**DATA TO PROCESS:**
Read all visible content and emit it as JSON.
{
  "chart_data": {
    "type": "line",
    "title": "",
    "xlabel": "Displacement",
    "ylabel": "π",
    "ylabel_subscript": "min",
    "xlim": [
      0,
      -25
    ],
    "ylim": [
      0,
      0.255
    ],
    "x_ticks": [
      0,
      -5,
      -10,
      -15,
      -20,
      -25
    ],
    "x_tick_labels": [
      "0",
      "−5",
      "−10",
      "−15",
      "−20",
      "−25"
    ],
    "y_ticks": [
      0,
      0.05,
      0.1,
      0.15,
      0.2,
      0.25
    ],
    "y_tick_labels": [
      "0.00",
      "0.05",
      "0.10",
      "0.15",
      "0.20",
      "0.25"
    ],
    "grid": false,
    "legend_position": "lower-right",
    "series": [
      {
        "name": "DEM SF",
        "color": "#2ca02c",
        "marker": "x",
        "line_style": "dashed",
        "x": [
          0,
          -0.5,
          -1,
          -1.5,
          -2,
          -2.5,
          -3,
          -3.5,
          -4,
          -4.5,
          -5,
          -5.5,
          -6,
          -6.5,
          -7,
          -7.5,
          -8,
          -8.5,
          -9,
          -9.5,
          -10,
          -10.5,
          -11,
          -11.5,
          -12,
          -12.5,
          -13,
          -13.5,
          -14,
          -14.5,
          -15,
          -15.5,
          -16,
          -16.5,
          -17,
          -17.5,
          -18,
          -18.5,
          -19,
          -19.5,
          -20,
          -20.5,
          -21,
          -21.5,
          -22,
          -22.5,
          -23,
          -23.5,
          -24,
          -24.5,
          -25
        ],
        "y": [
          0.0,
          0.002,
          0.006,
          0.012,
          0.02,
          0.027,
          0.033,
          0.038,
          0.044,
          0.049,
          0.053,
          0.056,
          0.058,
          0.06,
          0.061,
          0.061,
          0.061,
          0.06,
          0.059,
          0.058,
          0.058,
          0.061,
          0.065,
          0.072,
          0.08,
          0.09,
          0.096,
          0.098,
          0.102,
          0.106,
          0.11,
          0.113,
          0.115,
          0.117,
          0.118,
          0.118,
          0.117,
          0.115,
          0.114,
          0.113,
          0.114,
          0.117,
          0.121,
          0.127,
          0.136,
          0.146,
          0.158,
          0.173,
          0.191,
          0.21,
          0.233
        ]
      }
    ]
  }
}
---
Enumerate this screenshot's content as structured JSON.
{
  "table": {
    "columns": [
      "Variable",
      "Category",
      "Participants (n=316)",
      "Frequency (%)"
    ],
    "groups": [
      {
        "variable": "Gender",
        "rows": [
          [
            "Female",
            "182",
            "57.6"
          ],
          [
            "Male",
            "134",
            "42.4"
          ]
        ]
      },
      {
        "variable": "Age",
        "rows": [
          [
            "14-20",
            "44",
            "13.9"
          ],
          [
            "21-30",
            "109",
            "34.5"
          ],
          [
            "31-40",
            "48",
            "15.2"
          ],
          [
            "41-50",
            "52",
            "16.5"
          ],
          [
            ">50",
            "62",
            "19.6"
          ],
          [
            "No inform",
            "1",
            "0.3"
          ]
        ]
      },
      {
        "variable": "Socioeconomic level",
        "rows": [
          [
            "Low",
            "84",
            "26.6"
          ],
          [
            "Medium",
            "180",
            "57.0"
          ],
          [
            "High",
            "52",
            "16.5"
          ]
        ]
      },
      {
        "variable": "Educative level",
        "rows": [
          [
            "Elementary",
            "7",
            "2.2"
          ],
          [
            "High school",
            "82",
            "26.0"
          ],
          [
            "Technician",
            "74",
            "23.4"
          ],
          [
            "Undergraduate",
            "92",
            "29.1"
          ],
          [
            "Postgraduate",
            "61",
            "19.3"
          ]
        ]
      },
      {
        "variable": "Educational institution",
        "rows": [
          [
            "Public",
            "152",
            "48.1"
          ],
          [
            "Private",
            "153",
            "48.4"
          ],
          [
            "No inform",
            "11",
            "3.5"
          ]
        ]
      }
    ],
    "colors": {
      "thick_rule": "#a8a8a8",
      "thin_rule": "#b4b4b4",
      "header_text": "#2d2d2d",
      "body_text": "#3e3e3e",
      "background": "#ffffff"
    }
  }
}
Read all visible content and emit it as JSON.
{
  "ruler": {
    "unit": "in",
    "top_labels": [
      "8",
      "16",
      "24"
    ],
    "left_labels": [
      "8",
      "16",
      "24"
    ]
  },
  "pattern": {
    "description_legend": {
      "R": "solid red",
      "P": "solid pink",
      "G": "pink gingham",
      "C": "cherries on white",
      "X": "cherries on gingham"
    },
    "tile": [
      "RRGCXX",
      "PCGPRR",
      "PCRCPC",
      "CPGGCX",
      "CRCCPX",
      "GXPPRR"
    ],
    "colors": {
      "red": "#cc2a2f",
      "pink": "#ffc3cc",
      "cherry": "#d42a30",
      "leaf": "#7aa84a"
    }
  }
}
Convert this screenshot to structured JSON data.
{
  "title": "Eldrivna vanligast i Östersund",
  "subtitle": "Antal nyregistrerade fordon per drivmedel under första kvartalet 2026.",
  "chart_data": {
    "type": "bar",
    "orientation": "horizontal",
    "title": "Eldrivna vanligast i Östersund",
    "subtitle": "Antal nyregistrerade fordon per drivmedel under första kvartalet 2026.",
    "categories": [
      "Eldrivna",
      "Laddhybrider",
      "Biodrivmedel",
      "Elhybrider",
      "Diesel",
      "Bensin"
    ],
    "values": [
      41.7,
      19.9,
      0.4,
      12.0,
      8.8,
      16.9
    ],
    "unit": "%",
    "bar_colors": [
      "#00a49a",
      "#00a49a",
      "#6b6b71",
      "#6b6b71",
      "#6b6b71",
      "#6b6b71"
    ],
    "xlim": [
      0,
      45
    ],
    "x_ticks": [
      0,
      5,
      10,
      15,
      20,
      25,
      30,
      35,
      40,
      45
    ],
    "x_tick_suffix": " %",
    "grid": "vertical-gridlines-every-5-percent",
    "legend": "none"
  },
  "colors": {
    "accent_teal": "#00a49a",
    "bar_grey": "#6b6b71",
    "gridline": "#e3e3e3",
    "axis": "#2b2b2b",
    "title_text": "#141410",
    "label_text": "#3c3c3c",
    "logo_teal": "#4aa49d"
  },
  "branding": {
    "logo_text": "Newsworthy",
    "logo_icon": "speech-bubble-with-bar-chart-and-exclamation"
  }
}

**EXERCISE OBJECTIVE:**
Using the listing above, pick out each line that contains the word "Antal", then copy it.

**FINISHED ANSWER:**
  "subtitle": "Antal nyregistrerade fordon per drivmedel under första kvartalet 2026.",
    "subtitle": "Antal nyregistrerade fordon per drivmedel under första kvartalet 2026.",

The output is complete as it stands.